▶ [WHAT IS ASKED]
Repeat all entries exactly.

Records from a dataset:
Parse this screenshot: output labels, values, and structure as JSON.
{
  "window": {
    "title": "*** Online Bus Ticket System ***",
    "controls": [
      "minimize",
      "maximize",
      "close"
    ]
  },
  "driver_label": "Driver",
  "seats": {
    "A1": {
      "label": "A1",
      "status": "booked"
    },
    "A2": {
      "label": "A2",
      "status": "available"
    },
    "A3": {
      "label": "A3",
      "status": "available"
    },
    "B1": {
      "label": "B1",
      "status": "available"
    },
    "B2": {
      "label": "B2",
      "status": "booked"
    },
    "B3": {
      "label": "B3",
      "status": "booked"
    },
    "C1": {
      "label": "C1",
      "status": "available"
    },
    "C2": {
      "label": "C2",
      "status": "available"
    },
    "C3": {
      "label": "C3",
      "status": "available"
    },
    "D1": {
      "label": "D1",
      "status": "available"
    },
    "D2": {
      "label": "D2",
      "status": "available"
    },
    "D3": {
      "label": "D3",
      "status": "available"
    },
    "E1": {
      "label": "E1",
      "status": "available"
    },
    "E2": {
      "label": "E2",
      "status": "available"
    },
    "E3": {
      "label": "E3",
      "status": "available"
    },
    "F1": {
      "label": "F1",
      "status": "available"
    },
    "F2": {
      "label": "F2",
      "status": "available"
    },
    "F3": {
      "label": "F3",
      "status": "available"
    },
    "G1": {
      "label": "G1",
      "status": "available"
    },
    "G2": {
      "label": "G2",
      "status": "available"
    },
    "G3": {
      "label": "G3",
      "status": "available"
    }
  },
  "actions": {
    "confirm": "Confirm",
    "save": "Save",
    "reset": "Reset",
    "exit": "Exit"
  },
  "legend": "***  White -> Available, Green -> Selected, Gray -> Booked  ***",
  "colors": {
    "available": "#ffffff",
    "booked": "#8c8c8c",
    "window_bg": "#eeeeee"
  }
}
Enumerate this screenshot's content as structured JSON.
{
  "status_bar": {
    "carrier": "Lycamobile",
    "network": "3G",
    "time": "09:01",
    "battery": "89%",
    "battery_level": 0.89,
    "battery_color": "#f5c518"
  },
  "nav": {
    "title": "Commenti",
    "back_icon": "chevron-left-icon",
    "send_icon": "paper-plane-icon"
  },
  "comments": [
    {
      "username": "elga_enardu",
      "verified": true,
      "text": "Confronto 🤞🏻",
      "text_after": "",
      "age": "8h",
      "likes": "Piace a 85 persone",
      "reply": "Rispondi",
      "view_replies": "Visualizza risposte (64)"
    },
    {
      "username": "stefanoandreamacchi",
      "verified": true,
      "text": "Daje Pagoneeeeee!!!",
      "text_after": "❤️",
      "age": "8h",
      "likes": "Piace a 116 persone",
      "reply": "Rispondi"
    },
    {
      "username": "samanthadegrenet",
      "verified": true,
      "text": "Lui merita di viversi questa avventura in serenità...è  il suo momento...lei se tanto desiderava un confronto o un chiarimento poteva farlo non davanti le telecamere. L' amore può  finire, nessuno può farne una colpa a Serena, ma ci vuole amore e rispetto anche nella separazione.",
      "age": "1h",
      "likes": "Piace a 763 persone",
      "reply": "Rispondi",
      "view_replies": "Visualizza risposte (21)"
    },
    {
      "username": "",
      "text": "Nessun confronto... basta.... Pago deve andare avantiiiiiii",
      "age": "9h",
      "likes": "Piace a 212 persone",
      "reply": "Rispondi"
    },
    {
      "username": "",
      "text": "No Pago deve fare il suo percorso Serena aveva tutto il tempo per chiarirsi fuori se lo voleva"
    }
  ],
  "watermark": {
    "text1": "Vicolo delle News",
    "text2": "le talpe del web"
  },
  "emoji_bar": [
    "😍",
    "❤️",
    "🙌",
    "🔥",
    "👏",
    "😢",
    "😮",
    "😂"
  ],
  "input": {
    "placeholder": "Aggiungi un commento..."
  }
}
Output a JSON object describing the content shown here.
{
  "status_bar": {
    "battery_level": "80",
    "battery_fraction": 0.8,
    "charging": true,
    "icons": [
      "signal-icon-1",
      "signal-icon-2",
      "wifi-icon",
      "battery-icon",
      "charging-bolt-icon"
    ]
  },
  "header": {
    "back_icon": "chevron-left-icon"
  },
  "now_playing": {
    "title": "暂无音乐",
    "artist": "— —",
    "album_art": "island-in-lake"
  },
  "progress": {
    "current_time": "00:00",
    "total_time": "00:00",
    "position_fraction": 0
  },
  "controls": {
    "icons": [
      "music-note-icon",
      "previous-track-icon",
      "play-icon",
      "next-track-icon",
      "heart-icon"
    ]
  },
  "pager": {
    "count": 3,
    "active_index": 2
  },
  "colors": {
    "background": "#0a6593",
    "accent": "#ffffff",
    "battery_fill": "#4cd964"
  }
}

▶ [ANSWER BELOW]
Parse this screenshot: output labels, values, and structure as JSON.
{
  "window": {
    "title": "*** Online Bus Ticket System ***",
    "controls": [
      "minimize",
      "maximize",
      "close"
    ]
  },
  "driver_label": "Driver",
  "seats": {
    "A1": {
      "label": "A1",
      "status": "booked"
    },
    "A2": {
      "label": "A2",
      "status": "available"
    },
    "A3": {
      "label": "A3",
      "status": "available"
    },
    "B1": {
      "label": "B1",
      "status": "available"
    },
    "B2": {
      "label": "B2",
      "status": "booked"
    },
    "B3": {
      "label": "B3",
      "status": "booked"
    },
    "C1": {
      "label": "C1",
      "status": "available"
    },
    "C2": {
      "label": "C2",
      "status": "available"
    },
    "C3": {
      "label": "C3",
      "status": "available"
    },
    "D1": {
      "label": "D1",
      "status": "available"
    },
    "D2": {
      "label": "D2",
      "status": "available"
    },
    "D3": {
      "label": "D3",
      "status": "available"
    },
    "E1": {
      "label": "E1",
      "status": "available"
    },
    "E2": {
      "label": "E2",
      "status": "available"
    },
    "E3": {
      "label": "E3",
      "status": "available"
    },
    "F1": {
      "label": "F1",
      "status": "available"
    },
    "F2": {
      "label": "F2",
      "status": "available"
    },
    "F3": {
      "label": "F3",
      "status": "available"
    },
    "G1": {
      "label": "G1",
      "status": "available"
    },
    "G2": {
      "label": "G2",
      "status": "available"
    },
    "G3": {
      "label": "G3",
      "status": "available"
    }
  },
  "actions": {
    "confirm": "Confirm",
    "save": "Save",
    "reset": "Reset",
    "exit": "Exit"
  },
  "legend": "***  White -> Available, Green -> Selected, Gray -> Booked  ***",
  "colors": {
    "available": "#ffffff",
    "booked": "#8c8c8c",
    "window_bg": "#eeeeee"
  }
}
Enumerate this screenshot's content as structured JSON.
{
  "status_bar": {
    "carrier": "Lycamobile",
    "network": "3G",
    "time": "09:01",
    "battery": "89%",
    "battery_level": 0.89,
    "battery_color": "#f5c518"
  },
  "nav": {
    "title": "Commenti",
    "back_icon": "chevron-left-icon",
    "send_icon": "paper-plane-icon"
  },
  "comments": [
    {
      "username": "elga_enardu",
      "verified": true,
      "text": "Confronto 🤞🏻",
      "text_after": "",
      "age": "8h",
      "likes": "Piace a 85 persone",
      "reply": "Rispondi",
      "view_replies": "Visualizza risposte (64)"
    },
    {
      "username": "stefanoandreamacchi",
      "verified": true,
      "text": "Daje Pagoneeeeee!!!",
      "text_after": "❤️",
      "age": "8h",
      "likes": "Piace a 116 persone",
      "reply": "Rispondi"
    },
    {
      "username": "samanthadegrenet",
      "verified": true,
      "text": "Lui merita di viversi questa avventura in serenità...è  il suo momento...lei se tanto desiderava un confronto o un chiarimento poteva farlo non davanti le telecamere. L' amore può  finire, nessuno può farne una colpa a Serena, ma ci vuole amore e rispetto anche nella separazione.",
      "age": "1h",
      "likes": "Piace a 763 persone",
      "reply": "Rispondi",
      "view_replies": "Visualizza risposte (21)"
    },
    {
      "username": "",
      "text": "Nessun confronto... basta.... Pago deve andare avantiiiiiii",
      "age": "9h",
      "likes": "Piace a 212 persone",
      "reply": "Rispondi"
    },
    {
      "username": "",
      "text": "No Pago deve fare il suo percorso Serena aveva tutto il tempo per chiarirsi fuori se lo voleva"
    }
  ],
  "watermark": {
    "text1": "Vicolo delle News",
    "text2": "le talpe del web"
  },
  "emoji_bar": [
    "😍",
    "❤️",
    "🙌",
    "🔥",
    "👏",
    "😢",
    "😮",
    "😂"
  ],
  "input": {
    "placeholder": "Aggiungi un commento..."
  }
}
Output a JSON object describing the content shown here.
{
  "status_bar": {
    "battery_level": "80",
    "battery_fraction": 0.8,
    "charging": true,
    "icons": [
      "signal-icon-1",
      "signal-icon-2",
      "wifi-icon",
      "battery-icon",
      "charging-bolt-icon"
    ]
  },
  "header": {
    "back_icon": "chevron-left-icon"
  },
  "now_playing": {
    "title": "暂无音乐",
    "artist": "— —",
    "album_art": "island-in-lake"
  },
  "progress": {
    "current_time": "00:00",
    "total_time": "00:00",
    "position_fraction": 0
  },
  "controls": {
    "icons": [
      "music-note-icon",
      "previous-track-icon",
      "play-icon",
      "next-track-icon",
      "heart-icon"
    ]
  },
  "pager": {
    "count": 3,
    "active_index": 2
  },
  "colors": {
    "background": "#0a6593",
    "accent": "#ffffff",
    "battery_fill": "#4cd964"
  }
}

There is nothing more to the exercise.